━━━ INPUT ROWS

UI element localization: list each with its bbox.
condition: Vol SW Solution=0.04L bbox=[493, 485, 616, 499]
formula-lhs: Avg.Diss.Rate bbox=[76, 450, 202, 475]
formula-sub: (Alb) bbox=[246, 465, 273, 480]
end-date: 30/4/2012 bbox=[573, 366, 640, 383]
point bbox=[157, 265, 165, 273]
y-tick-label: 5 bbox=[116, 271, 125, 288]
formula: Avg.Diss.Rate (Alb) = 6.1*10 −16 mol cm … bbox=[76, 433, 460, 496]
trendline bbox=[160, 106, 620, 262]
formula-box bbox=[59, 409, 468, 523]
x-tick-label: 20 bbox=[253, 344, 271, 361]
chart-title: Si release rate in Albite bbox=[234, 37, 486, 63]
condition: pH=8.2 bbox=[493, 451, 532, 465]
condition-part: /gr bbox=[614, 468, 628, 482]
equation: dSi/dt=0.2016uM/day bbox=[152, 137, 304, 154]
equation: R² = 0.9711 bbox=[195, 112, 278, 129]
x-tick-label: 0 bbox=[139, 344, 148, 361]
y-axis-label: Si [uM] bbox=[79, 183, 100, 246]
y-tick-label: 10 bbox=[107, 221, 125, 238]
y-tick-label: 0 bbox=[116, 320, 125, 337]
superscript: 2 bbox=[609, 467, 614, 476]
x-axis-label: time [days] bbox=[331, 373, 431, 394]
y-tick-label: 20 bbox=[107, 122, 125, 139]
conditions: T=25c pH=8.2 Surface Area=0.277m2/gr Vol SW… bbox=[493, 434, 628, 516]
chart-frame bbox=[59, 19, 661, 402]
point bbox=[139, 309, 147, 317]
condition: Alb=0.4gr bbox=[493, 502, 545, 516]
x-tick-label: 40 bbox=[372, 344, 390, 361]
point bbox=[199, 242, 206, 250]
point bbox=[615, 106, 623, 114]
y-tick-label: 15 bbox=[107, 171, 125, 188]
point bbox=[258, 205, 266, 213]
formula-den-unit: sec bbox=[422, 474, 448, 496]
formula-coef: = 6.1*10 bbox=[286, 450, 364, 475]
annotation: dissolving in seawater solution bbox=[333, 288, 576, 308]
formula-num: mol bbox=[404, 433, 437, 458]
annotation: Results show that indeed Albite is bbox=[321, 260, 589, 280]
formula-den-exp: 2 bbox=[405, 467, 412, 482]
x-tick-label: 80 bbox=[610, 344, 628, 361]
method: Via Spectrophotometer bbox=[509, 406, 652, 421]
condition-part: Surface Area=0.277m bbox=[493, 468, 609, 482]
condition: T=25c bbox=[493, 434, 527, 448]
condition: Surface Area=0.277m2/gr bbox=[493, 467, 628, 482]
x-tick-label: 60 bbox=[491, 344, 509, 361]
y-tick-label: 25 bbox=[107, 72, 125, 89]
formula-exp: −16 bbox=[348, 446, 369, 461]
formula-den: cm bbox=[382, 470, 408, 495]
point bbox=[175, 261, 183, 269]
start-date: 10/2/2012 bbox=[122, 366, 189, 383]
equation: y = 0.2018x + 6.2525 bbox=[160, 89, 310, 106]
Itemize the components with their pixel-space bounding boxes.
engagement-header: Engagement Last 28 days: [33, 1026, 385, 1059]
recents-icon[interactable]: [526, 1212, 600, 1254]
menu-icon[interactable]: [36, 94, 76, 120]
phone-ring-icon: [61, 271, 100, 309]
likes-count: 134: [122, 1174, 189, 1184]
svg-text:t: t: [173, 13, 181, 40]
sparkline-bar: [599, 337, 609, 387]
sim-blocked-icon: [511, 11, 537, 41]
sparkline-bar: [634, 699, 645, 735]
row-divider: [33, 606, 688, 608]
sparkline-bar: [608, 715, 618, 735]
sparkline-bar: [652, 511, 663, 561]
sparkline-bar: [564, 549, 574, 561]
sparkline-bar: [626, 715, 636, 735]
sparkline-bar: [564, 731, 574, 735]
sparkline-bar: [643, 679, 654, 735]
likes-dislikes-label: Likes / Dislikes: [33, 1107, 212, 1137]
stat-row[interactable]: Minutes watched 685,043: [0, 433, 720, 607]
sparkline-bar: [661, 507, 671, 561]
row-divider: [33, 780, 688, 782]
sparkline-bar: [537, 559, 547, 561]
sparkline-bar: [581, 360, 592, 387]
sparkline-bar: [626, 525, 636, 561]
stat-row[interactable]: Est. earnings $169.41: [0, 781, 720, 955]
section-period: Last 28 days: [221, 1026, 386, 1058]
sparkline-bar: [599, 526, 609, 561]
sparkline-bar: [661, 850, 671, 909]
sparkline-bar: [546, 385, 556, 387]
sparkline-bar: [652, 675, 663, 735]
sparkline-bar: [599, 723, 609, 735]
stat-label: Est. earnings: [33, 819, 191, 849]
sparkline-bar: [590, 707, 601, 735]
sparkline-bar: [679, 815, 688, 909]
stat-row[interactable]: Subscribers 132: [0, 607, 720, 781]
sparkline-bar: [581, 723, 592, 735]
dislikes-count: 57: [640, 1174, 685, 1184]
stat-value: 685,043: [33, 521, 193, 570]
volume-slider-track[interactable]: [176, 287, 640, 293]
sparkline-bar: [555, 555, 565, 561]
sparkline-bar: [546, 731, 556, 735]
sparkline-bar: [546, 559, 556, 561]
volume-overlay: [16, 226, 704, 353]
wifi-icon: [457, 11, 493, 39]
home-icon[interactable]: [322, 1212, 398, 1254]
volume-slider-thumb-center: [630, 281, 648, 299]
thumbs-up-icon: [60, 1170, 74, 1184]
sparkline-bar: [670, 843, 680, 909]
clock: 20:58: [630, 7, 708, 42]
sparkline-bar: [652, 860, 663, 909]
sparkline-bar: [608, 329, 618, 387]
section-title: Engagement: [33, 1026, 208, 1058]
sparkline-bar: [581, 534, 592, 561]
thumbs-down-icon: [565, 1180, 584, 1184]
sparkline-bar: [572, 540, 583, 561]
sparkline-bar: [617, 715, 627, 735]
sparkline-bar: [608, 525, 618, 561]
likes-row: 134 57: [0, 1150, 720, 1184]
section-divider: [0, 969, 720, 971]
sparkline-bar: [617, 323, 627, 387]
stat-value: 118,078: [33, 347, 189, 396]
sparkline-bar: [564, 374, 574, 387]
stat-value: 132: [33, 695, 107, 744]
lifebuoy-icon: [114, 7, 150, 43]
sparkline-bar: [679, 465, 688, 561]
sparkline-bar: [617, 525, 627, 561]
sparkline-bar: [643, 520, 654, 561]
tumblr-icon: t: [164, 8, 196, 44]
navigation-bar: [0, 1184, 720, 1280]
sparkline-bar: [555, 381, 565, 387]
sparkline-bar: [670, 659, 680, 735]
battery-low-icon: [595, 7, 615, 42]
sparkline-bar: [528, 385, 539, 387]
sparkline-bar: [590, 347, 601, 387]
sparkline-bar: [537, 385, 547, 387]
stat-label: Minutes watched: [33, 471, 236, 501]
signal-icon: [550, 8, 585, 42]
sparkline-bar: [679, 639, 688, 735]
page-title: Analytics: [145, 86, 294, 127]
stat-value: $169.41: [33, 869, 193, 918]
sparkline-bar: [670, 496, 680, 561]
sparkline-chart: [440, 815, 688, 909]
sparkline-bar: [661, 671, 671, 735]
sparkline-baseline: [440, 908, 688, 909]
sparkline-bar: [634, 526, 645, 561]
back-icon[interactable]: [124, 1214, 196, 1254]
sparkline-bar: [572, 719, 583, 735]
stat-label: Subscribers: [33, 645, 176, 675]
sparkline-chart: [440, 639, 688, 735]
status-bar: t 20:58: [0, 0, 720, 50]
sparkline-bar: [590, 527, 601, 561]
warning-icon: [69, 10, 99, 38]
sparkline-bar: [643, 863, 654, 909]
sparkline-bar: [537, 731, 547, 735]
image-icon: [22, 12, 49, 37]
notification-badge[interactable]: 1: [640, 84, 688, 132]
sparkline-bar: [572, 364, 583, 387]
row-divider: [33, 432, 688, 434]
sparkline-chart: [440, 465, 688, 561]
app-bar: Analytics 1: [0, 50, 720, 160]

━━━━━━

• [WHAT NEEDS TO BE DONE]: Copy the entries above without any change, from the first line through the line containing "condition: pH=8.2 bbox=[493, 451, 532, 465]", including both of those lines.

• [REPLY]:
UI element localization: list each with its bbox.
condition: Vol SW Solution=0.04L bbox=[493, 485, 616, 499]
formula-lhs: Avg.Diss.Rate bbox=[76, 450, 202, 475]
formula-sub: (Alb) bbox=[246, 465, 273, 480]
end-date: 30/4/2012 bbox=[573, 366, 640, 383]
point bbox=[157, 265, 165, 273]
y-tick-label: 5 bbox=[116, 271, 125, 288]
formula: Avg.Diss.Rate (Alb) = 6.1*10 −16 mol cm … bbox=[76, 433, 460, 496]
trendline bbox=[160, 106, 620, 262]
formula-box bbox=[59, 409, 468, 523]
x-tick-label: 20 bbox=[253, 344, 271, 361]
chart-title: Si release rate in Albite bbox=[234, 37, 486, 63]
condition: pH=8.2 bbox=[493, 451, 532, 465]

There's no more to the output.